- Directive
Exactly as written, print each record in the listing.

- Information given
--- BEGIN ---

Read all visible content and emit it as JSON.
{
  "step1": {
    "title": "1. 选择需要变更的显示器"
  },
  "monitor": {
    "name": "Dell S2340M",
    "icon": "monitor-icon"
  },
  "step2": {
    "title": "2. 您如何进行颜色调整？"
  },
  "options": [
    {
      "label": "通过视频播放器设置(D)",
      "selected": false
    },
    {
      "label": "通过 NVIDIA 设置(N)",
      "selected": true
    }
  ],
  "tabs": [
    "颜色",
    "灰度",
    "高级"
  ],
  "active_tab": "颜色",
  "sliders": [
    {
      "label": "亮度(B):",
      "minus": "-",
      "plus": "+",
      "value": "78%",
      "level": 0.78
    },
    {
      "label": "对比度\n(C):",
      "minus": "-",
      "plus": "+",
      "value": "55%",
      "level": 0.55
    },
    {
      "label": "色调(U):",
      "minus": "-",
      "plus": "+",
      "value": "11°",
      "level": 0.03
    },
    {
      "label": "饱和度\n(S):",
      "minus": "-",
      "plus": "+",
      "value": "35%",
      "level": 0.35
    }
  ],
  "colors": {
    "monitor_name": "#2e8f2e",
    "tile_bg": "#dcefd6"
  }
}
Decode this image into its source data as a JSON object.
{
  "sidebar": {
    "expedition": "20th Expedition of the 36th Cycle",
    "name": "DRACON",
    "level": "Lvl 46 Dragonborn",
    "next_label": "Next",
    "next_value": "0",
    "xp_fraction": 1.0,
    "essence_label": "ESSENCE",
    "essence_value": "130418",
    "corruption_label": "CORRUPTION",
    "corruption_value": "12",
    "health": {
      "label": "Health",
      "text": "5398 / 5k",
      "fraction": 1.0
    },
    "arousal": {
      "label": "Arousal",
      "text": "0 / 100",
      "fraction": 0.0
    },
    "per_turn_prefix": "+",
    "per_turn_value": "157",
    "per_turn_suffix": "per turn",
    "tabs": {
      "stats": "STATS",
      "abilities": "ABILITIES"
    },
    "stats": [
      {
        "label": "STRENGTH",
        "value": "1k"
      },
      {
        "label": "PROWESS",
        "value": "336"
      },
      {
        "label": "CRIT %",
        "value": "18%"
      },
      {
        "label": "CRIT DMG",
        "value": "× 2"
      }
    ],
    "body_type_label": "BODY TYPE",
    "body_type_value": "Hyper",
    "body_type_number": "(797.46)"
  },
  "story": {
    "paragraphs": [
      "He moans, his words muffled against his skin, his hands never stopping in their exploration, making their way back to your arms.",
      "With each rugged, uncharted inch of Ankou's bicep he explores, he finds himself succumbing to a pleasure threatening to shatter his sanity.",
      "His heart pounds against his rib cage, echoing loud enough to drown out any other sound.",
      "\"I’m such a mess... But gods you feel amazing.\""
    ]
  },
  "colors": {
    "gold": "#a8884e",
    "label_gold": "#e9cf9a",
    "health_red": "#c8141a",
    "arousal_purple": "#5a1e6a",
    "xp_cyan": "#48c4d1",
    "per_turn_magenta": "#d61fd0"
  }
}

--- END ---

- Task output
Read all visible content and emit it as JSON.
{
  "step1": {
    "title": "1. 选择需要变更的显示器"
  },
  "monitor": {
    "name": "Dell S2340M",
    "icon": "monitor-icon"
  },
  "step2": {
    "title": "2. 您如何进行颜色调整？"
  },
  "options": [
    {
      "label": "通过视频播放器设置(D)",
      "selected": false
    },
    {
      "label": "通过 NVIDIA 设置(N)",
      "selected": true
    }
  ],
  "tabs": [
    "颜色",
    "灰度",
    "高级"
  ],
  "active_tab": "颜色",
  "sliders": [
    {
      "label": "亮度(B):",
      "minus": "-",
      "plus": "+",
      "value": "78%",
      "level": 0.78
    },
    {
      "label": "对比度\n(C):",
      "minus": "-",
      "plus": "+",
      "value": "55%",
      "level": 0.55
    },
    {
      "label": "色调(U):",
      "minus": "-",
      "plus": "+",
      "value": "11°",
      "level": 0.03
    },
    {
      "label": "饱和度\n(S):",
      "minus": "-",
      "plus": "+",
      "value": "35%",
      "level": 0.35
    }
  ],
  "colors": {
    "monitor_name": "#2e8f2e",
    "tile_bg": "#dcefd6"
  }
}
Decode this image into its source data as a JSON object.
{
  "sidebar": {
    "expedition": "20th Expedition of the 36th Cycle",
    "name": "DRACON",
    "level": "Lvl 46 Dragonborn",
    "next_label": "Next",
    "next_value": "0",
    "xp_fraction": 1.0,
    "essence_label": "ESSENCE",
    "essence_value": "130418",
    "corruption_label": "CORRUPTION",
    "corruption_value": "12",
    "health": {
      "label": "Health",
      "text": "5398 / 5k",
      "fraction": 1.0
    },
    "arousal": {
      "label": "Arousal",
      "text": "0 / 100",
      "fraction": 0.0
    },
    "per_turn_prefix": "+",
    "per_turn_value": "157",
    "per_turn_suffix": "per turn",
    "tabs": {
      "stats": "STATS",
      "abilities": "ABILITIES"
    },
    "stats": [
      {
        "label": "STRENGTH",
        "value": "1k"
      },
      {
        "label": "PROWESS",
        "value": "336"
      },
      {
        "label": "CRIT %",
        "value": "18%"
      },
      {
        "label": "CRIT DMG",
        "value": "× 2"
      }
    ],
    "body_type_label": "BODY TYPE",
    "body_type_value": "Hyper",
    "body_type_number": "(797.46)"
  },
  "story": {
    "paragraphs": [
      "He moans, his words muffled against his skin, his hands never stopping in their exploration, making their way back to your arms.",
      "With each rugged, uncharted inch of Ankou's bicep he explores, he finds himself succumbing to a pleasure threatening to shatter his sanity.",
      "His heart pounds against his rib cage, echoing loud enough to drown out any other sound.",
      "\"I’m such a mess... But gods you feel amazing.\""
    ]
  },
  "colors": {
    "gold": "#a8884e",
    "label_gold": "#e9cf9a",
    "health_red": "#c8141a",
    "arousal_purple": "#5a1e6a",
    "xp_cyan": "#48c4d1",
    "per_turn_magenta": "#d61fd0"
  }
}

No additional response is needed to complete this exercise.